#### [Goal]
Lay out every line of the material below as a Markdown table with the columns Row and Entry. Number the rows in order, omit blank lines, and leave out the pictures.

● ● ● ●

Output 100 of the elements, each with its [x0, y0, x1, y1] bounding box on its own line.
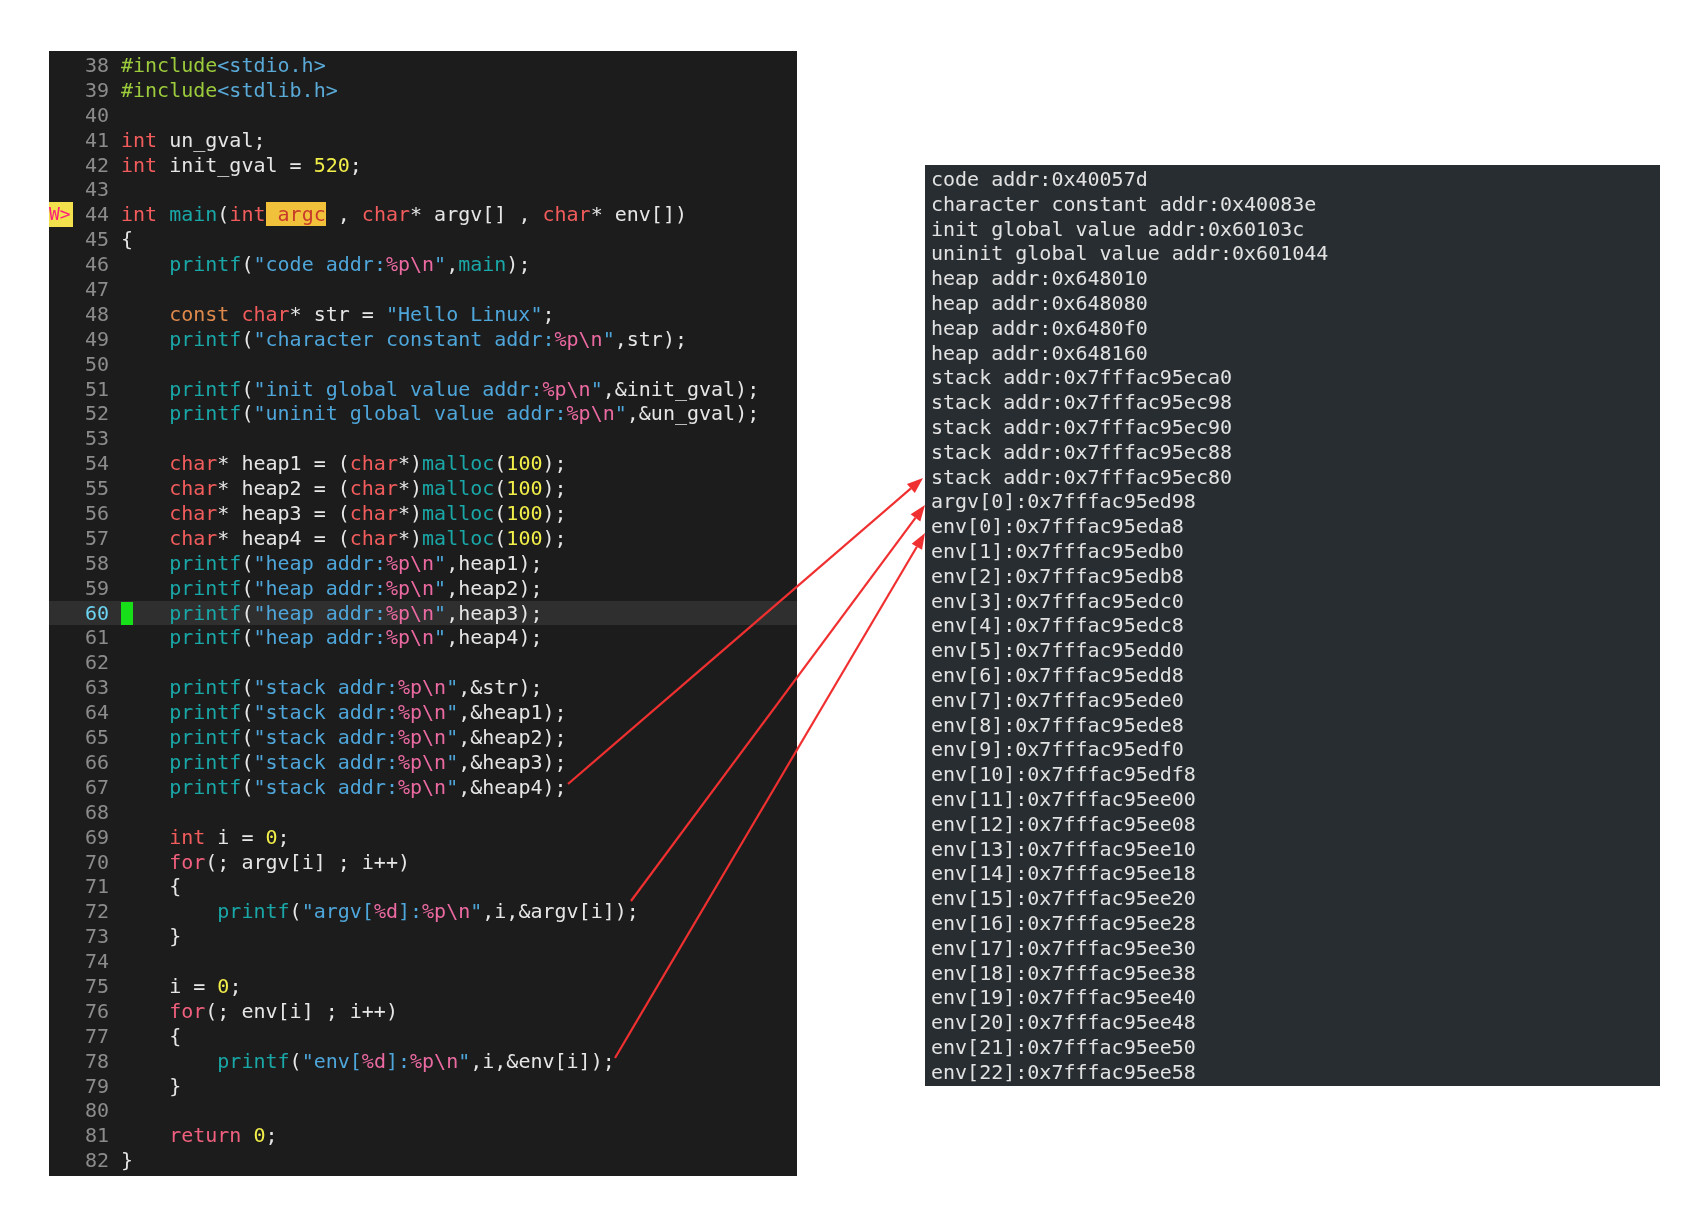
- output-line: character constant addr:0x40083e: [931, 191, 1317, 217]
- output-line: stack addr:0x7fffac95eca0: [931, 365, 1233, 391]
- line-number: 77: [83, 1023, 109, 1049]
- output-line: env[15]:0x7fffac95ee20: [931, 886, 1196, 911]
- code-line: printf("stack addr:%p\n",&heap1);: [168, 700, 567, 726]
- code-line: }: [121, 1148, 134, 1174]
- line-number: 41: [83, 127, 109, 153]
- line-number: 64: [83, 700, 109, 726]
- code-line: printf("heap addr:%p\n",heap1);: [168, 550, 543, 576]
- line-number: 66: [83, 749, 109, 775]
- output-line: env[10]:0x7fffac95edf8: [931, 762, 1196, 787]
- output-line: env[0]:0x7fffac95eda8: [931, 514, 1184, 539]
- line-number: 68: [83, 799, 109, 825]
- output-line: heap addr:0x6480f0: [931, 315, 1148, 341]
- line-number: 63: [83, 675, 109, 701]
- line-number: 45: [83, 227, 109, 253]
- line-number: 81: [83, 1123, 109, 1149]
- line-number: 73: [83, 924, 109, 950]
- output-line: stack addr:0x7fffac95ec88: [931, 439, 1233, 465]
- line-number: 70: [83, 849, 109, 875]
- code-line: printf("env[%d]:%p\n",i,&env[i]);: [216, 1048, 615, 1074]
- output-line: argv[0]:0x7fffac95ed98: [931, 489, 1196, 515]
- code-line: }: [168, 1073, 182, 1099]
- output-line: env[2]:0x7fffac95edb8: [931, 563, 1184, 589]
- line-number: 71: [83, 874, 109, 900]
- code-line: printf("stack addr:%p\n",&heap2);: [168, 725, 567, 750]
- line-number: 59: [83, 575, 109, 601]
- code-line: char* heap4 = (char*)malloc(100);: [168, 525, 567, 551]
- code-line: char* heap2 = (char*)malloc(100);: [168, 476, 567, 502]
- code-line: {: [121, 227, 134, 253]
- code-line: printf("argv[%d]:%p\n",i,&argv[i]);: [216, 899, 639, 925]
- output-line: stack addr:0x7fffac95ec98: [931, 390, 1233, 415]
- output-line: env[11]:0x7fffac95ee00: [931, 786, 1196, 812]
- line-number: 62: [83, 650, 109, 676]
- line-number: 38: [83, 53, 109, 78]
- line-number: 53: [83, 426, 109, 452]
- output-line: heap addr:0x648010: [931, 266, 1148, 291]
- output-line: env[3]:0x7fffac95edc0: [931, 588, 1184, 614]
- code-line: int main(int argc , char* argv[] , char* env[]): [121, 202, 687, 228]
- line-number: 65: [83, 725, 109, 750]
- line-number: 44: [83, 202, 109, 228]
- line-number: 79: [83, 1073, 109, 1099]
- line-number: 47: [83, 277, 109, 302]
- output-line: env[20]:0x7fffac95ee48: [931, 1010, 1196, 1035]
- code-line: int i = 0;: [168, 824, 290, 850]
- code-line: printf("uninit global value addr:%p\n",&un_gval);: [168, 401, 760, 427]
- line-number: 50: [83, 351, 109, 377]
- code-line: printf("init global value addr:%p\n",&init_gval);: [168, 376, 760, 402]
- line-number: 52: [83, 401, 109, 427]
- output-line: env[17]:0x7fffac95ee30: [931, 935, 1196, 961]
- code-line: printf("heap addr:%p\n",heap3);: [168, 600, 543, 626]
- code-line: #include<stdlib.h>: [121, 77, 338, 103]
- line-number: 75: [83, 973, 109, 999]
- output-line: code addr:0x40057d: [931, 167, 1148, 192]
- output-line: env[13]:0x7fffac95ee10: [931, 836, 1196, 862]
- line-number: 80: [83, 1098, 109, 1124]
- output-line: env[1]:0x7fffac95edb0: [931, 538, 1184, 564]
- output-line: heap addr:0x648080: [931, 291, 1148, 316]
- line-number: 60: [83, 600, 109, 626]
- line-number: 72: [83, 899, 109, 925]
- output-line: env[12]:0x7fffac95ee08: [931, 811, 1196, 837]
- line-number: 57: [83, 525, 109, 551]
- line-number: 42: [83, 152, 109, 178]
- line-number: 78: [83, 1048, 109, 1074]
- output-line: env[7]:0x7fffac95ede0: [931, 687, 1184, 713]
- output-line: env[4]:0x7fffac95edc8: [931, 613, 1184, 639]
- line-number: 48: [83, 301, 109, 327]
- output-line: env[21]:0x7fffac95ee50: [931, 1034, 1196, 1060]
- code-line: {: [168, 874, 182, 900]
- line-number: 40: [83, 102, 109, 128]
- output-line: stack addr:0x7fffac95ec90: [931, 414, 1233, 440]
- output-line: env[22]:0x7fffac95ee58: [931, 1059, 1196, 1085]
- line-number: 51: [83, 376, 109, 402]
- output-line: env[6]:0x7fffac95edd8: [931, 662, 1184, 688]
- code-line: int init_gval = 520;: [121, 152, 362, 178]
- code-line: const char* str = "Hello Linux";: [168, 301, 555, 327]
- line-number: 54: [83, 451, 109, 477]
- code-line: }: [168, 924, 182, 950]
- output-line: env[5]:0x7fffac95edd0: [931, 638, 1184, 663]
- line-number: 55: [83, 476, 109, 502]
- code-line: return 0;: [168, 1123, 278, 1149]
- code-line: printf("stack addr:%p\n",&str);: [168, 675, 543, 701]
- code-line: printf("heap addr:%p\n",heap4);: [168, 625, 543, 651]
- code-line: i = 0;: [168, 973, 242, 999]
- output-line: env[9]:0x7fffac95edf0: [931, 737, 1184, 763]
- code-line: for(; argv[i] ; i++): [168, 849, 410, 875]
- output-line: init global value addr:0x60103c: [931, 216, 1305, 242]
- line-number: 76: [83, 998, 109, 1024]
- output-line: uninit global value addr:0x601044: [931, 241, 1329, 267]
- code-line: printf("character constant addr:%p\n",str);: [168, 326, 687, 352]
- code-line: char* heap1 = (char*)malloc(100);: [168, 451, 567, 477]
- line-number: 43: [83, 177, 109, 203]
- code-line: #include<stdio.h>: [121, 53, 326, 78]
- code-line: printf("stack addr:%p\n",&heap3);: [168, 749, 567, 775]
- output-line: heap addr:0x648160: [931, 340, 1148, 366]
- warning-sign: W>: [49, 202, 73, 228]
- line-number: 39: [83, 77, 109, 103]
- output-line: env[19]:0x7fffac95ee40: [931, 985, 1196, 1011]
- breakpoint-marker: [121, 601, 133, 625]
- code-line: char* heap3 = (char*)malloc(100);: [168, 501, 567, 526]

● ● ● ●

#### [Correct answer]
| Row | Entry |
|---|---|
| 1 | Output 100 of the elements, each with its [x0, y0, x1, y1] bounding box on its own line. |
| 2 | - output-line: character constant addr:0x40083e: [931, 191, 1317, 217] |
| 3 | - output-line: stack addr:0x7fffac95eca0: [931, 365, 1233, 391] |
| 4 | - line-number: 77: [83, 1023, 109, 1049] |
| 5 | - output-line: env[15]:0x7fffac95ee20: [931, 886, 1196, 911] |
| 6 | - code-line: printf("stack addr:%p\n",&heap1);: [168, 700, 567, 726] |
| 7 | - code-line: }: [121, 1148, 134, 1174] |
| 8 | - line-number: 41: [83, 127, 109, 153] |
| 9 | - line-number: 64: [83, 700, 109, 726] |
| 10 | - code-line: printf("heap addr:%p\n",heap1);: [168, 550, 543, 576] |
| 11 | - line-number: 66: [83, 749, 109, 775] |
| 12 | - output-line: env[10]:0x7fffac95edf8: [931, 762, 1196, 787] |
| 13 | - output-line: env[0]:0x7fffac95eda8: [931, 514, 1184, 539] |
| 14 | - line-number: 68: [83, 799, 109, 825] |
| 15 | - output-line: heap addr:0x6480f0: [931, 315, 1148, 341] |
| 16 | - line-number: 63: [83, 675, 109, 701] |
| 17 | - line-number: 45: [83, 227, 109, 253] |
| 18 | - line-number: 81: [83, 1123, 109, 1149] |
| 19 | - line-number: 73: [83, 924, 109, 950] |
| 20 | - output-line: stack addr:0x7fffac95ec88: [931, 439, 1233, 465] |
| 21 | - line-number: 70: [83, 849, 109, 875] |
| 22 | - code-line: printf("env[%d]:%p\n",i,&env[i]);: [216, 1048, 615, 1074] |
| 23 | - output-line: argv[0]:0x7fffac95ed98: [931, 489, 1196, 515] |
| 24 | - code-line: }: [168, 1073, 182, 1099] |
| 25 | - output-line: env[2]:0x7fffac95edb8: [931, 563, 1184, 589] |
| 26 | - line-number: 71: [83, 874, 109, 900] |
| 27 | - code-line: printf("stack addr:%p\n",&heap2);: [168, 725, 567, 750] |
| 28 | - line-number: 59: [83, 575, 109, 601] |
| 29 | - code-line: char* heap4 = (char*)malloc(100);: [168, 525, 567, 551] |
| 30 | - code-line: char* heap2 = (char*)malloc(100);: [168, 476, 567, 502] |
| 31 | - code-line: {: [121, 227, 134, 253] |
| 32 | - code-line: printf("argv[%d]:%p\n",i,&argv[i]);: [216, 899, 639, 925] |
| 33 | - output-line: stack addr:0x7fffac95ec98: [931, 390, 1233, 415] |
| 34 | - output-line: env[11]:0x7fffac95ee00: [931, 786, 1196, 812] |
| 35 | - line-number: 62: [83, 650, 109, 676] |
| 36 | - line-number: 38: [83, 53, 109, 78] |
| 37 | - line-number: 53: [83, 426, 109, 452] |
| 38 | - output-line: heap addr:0x648010: [931, 266, 1148, 291] |
| 39 | - output-line: env[3]:0x7fffac95edc0: [931, 588, 1184, 614] |
| 40 | - code-line: int main(int argc , char* argv[] , char* env[]): [121, 202, 687, 228] |
| 41 | - line-number: 65: [83, 725, 109, 750] |
| 42 | - line-number: 44: [83, 202, 109, 228] |
| 43 | - line-number: 79: [83, 1073, 109, 1099] |
| 44 | - line-number: 47: [83, 277, 109, 302] |
| 45 | - output-line: env[20]:0x7fffac95ee48: [931, 1010, 1196, 1035] |
| 46 | - code-line: int i = 0;: [168, 824, 290, 850] |
| 47 | - code-line: printf("uninit global value addr:%p\n",&un_gval);: [168, 401, 760, 427] |
| 48 | - line-number: 50: [83, 351, 109, 377] |
| 49 | - code-line: printf("init global value addr:%p\n",&init_gval);: [168, 376, 760, 402] |
| 50 | - line-number: 52: [83, 401, 109, 427] |
| 51 | - output-line: env[17]:0x7fffac95ee30: [931, 935, 1196, 961] |
| 52 | - code-line: printf("heap addr:%p\n",heap3);: [168, 600, 543, 626] |
| 53 | - code-line: #include<stdlib.h>: [121, 77, 338, 103] |
| 54 | - line-number: 75: [83, 973, 109, 999] |
| 55 | - output-line: code addr:0x40057d: [931, 167, 1148, 192] |
| 56 | - output-line: env[13]:0x7fffac95ee10: [931, 836, 1196, 862] |
| 57 | - line-number: 80: [83, 1098, 109, 1124] |
| 58 | - output-line: env[1]:0x7fffac95edb0: [931, 538, 1184, 564] |
| 59 | - output-line: heap addr:0x648080: [931, 291, 1148, 316] |
| 60 | - line-number: 60: [83, 600, 109, 626] |
| 61 | - line-number: 72: [83, 899, 109, 925] |
| 62 | - output-line: env[12]:0x7fffac95ee08: [931, 811, 1196, 837] |
| 63 | - line-number: 57: [83, 525, 109, 551] |
| 64 | - line-number: 42: [83, 152, 109, 178] |
| 65 | - line-number: 78: [83, 1048, 109, 1074] |
| 66 | - output-line: env[7]:0x7fffac95ede0: [931, 687, 1184, 713] |
| 67 | - output-line: env[4]:0x7fffac95edc8: [931, 613, 1184, 639] |
| 68 | - line-number: 48: [83, 301, 109, 327] |
| 69 | - output-line: env[21]:0x7fffac95ee50: [931, 1034, 1196, 1060] |
| 70 | - code-line: {: [168, 874, 182, 900] |
| 71 | - line-number: 40: [83, 102, 109, 128] |
| 72 | - output-line: stack addr:0x7fffac95ec90: [931, 414, 1233, 440] |
| 73 | - output-line: env[22]:0x7fffac95ee58: [931, 1059, 1196, 1085] |
| 74 | - line-number: 51: [83, 376, 109, 402] |
| 75 | - output-line: env[6]:0x7fffac95edd8: [931, 662, 1184, 688] |
| 76 | - code-line: int init_gval = 520;: [121, 152, 362, 178] |
| 77 | - code-line: const char* str = "Hello Linux";: [168, 301, 555, 327] |
| 78 | - line-number: 54: [83, 451, 109, 477] |
| 79 | - code-line: }: [168, 924, 182, 950] |
| 80 | - output-line: env[5]:0x7fffac95edd0: [931, 638, 1184, 663] |
| 81 | - line-number: 55: [83, 476, 109, 502] |
| 82 | - code-line: return 0;: [168, 1123, 278, 1149] |
| 83 | - code-line: printf("stack addr:%p\n",&str);: [168, 675, 543, 701] |
| 84 | - code-line: printf("heap addr:%p\n",heap4);: [168, 625, 543, 651] |
| 85 | - code-line: i = 0;: [168, 973, 242, 999] |
| 86 | - output-line: env[9]:0x7fffac95edf0: [931, 737, 1184, 763] |
| 87 | - code-line: for(; argv[i] ; i++): [168, 849, 410, 875] |
| 88 | - output-line: init global value addr:0x60103c: [931, 216, 1305, 242] |
| 89 | - line-number: 76: [83, 998, 109, 1024] |
| 90 | - output-line: uninit global value addr:0x601044: [931, 241, 1329, 267] |
| 91 | - code-line: printf("character constant addr:%p\n",str);: [168, 326, 687, 352] |
| 92 | - code-line: char* heap1 = (char*)malloc(100);: [168, 451, 567, 477] |
| 93 | - line-number: 43: [83, 177, 109, 203] |
| 94 | - code-line: #include<stdio.h>: [121, 53, 326, 78] |
| 95 | - code-line: printf("stack addr:%p\n",&heap3);: [168, 749, 567, 775] |
| 96 | - output-line: heap addr:0x648160: [931, 340, 1148, 366] |
| 97 | - warning-sign: W>: [49, 202, 73, 228] |
| 98 | - line-number: 39: [83, 77, 109, 103] |
| 99 | - output-line: env[19]:0x7fffac95ee40: [931, 985, 1196, 1011] |
| 100 | - breakpoint-marker: [121, 601, 133, 625] |
| 101 | - code-line: char* heap3 = (char*)malloc(100);: [168, 501, 567, 526] |